**** INFORMATION SHOWN
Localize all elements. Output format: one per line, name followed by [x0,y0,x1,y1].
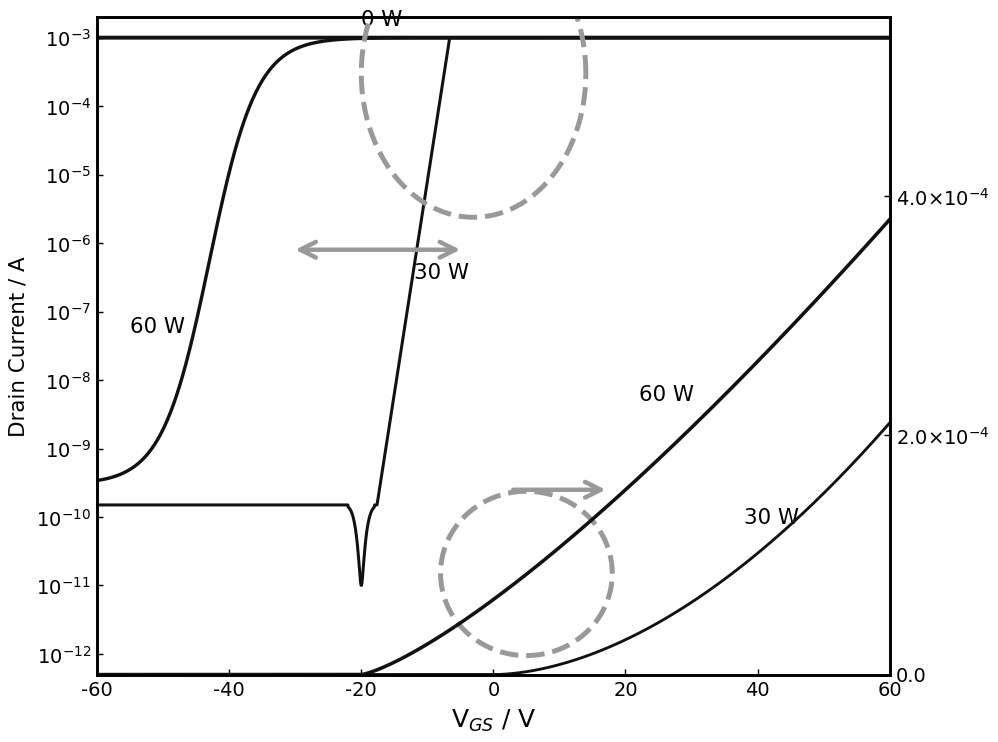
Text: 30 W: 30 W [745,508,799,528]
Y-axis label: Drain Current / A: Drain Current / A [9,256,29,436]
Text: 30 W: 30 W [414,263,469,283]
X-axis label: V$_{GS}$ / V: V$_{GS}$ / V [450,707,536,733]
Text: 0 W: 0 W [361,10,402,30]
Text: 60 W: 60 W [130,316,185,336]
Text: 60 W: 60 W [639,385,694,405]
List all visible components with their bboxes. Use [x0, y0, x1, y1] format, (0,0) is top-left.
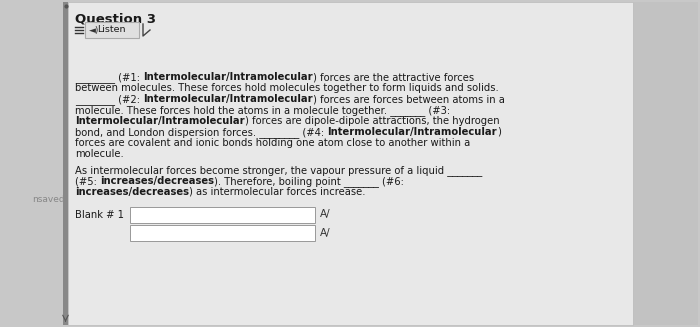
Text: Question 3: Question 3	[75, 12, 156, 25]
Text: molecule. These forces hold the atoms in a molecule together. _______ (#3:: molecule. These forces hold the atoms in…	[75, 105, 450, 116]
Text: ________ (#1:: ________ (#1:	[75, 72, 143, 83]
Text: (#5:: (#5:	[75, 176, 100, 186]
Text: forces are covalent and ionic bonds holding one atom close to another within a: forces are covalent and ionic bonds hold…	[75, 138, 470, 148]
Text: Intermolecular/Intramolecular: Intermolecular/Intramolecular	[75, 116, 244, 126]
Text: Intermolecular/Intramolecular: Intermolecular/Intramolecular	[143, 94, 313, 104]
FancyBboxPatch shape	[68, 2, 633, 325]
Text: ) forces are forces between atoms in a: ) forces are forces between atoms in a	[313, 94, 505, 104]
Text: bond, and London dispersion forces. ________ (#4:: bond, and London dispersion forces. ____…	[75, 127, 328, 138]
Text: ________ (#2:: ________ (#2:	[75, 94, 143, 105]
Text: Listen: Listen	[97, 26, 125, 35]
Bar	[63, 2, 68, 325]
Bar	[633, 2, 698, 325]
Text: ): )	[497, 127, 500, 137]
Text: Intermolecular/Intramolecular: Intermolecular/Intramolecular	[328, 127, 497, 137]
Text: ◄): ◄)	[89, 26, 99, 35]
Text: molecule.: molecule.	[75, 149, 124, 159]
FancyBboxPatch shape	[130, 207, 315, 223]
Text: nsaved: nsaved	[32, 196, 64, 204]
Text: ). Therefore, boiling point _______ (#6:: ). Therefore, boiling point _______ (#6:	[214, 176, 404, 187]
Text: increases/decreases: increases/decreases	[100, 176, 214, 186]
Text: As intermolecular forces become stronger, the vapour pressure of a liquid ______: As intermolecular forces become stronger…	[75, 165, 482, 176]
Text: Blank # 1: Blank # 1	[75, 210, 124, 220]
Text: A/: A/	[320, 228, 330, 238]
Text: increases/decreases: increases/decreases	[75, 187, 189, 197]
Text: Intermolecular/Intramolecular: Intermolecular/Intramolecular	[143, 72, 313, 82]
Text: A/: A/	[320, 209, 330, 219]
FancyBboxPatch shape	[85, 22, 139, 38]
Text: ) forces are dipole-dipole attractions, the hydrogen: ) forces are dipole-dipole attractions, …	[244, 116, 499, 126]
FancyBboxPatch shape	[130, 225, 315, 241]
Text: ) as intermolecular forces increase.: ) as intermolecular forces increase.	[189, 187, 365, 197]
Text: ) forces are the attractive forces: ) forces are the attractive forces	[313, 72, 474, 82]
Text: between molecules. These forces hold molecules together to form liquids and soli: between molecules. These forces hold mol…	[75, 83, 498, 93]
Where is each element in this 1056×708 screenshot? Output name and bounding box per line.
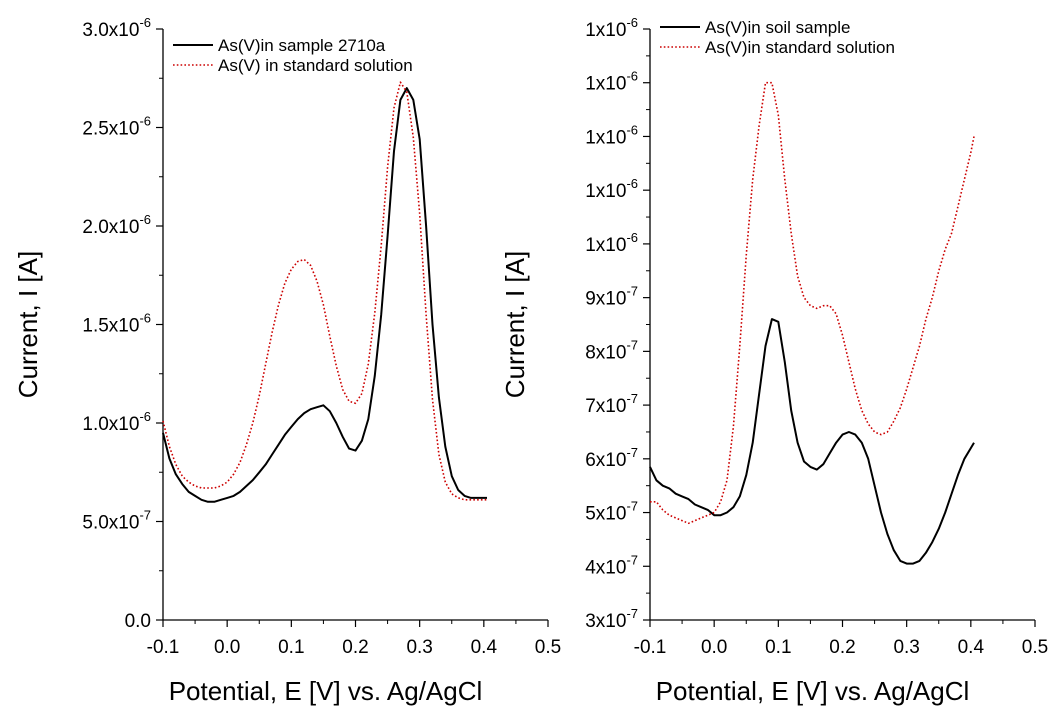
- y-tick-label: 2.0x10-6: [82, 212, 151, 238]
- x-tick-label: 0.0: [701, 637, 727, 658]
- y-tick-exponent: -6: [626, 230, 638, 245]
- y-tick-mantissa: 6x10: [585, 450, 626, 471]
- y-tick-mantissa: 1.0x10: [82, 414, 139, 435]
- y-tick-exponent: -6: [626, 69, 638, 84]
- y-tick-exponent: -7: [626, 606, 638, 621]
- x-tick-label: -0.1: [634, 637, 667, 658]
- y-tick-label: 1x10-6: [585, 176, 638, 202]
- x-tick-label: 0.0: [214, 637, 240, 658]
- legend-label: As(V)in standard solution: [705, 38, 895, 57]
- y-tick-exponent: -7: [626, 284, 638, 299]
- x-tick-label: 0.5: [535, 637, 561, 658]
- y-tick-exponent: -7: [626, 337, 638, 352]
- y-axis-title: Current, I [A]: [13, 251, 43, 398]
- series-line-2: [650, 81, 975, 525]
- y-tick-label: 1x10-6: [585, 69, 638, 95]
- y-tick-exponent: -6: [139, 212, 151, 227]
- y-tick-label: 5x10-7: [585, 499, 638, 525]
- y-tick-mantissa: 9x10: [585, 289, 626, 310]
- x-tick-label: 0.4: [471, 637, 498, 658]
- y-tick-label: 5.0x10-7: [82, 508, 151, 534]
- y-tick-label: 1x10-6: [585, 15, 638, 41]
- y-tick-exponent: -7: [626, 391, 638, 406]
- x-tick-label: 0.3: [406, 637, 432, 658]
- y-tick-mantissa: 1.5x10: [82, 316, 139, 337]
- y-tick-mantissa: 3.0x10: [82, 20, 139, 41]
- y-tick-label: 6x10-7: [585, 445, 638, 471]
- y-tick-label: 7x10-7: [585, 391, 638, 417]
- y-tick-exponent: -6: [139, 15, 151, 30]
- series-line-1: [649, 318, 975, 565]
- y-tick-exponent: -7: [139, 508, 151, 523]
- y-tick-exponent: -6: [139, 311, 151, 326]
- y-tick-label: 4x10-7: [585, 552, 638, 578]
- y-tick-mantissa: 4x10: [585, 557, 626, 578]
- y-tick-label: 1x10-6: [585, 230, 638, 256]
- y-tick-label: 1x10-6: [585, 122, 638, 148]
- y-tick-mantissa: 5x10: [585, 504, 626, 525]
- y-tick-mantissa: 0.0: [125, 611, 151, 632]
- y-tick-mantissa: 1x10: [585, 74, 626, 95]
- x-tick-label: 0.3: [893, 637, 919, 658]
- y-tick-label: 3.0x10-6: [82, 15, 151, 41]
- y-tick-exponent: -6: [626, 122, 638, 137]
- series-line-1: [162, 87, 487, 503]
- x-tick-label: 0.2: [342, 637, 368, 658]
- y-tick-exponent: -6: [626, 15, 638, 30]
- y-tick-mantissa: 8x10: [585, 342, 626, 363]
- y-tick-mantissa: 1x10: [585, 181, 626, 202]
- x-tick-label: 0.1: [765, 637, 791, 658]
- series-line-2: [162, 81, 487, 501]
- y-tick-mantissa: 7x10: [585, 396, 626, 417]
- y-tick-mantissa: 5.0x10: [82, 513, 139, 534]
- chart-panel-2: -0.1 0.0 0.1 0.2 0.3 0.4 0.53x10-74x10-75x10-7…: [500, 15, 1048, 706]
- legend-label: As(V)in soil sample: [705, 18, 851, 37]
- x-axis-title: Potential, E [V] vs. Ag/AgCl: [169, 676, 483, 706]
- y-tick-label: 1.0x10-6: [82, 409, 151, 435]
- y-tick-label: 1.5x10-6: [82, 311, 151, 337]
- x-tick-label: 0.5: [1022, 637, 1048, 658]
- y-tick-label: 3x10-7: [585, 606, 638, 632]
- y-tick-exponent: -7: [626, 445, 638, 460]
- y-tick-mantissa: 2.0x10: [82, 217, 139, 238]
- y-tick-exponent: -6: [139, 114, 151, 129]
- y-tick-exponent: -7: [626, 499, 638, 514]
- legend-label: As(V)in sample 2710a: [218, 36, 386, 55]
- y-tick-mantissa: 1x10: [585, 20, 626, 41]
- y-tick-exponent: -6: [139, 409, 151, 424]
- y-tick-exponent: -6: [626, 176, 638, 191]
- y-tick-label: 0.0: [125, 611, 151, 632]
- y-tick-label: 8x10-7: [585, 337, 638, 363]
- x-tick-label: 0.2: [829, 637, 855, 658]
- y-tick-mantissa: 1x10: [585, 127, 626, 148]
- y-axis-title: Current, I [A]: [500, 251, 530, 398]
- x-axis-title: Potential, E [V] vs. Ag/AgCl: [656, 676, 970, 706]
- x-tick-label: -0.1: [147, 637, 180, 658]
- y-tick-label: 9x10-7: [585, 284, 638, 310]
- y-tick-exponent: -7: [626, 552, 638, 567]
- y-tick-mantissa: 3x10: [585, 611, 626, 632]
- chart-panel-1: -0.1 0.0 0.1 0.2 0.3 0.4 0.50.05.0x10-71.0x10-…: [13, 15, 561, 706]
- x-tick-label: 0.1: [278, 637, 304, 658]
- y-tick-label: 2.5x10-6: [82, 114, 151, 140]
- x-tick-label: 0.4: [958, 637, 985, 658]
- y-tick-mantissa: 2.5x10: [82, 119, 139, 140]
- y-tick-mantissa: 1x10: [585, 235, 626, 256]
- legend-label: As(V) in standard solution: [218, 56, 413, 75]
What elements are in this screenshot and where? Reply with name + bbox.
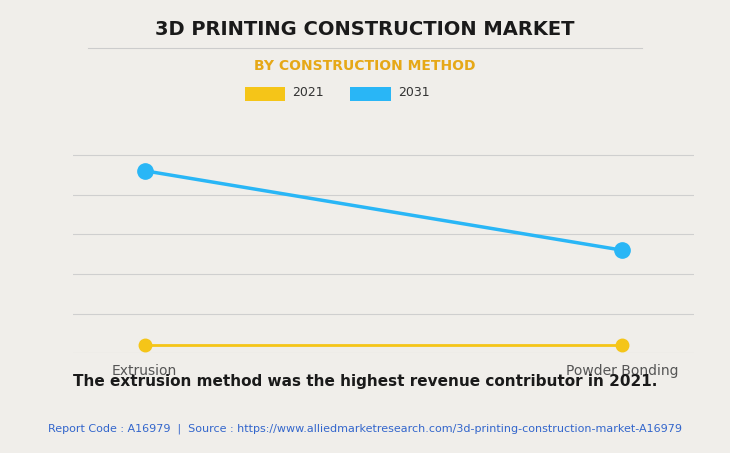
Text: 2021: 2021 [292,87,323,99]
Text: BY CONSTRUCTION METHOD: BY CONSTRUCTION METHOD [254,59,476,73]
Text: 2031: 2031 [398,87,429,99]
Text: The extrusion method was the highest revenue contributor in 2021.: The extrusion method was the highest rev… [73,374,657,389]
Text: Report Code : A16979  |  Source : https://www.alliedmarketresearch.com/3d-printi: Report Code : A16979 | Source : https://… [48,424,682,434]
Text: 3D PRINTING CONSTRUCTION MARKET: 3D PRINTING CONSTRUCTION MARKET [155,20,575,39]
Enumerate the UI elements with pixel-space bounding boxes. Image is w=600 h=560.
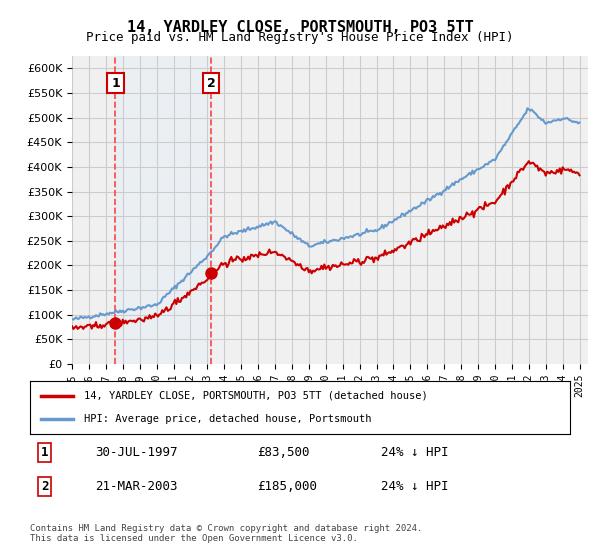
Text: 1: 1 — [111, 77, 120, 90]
********
--- YOUR TASK ---
Can you print the stretch of the items that opens with the line containing "Text: 30 W: 30 W [745,508,799,528]" and closes with the line containing "List all visible", both of those lines included, reproducing every line character for character?

--- RESPONSE TO THE TASK ---
Text: 30 W: 30 W [745,508,799,528]
Y-axis label: Drain Current / A: Drain Current / A [9,256,29,436]
Text: 30 W: 30 W [414,263,469,283]
X-axis label: V$_{GS}$ / V: V$_{GS}$ / V [450,707,536,733]
Text: 0 W: 0 W [361,10,402,30]
Text: 60 W: 60 W [130,316,185,336]
Text: 60 W: 60 W [639,385,694,405]
List all visible components with their bboxes. Use [x0, y0, x1, y1] format, (0,0) is top-left.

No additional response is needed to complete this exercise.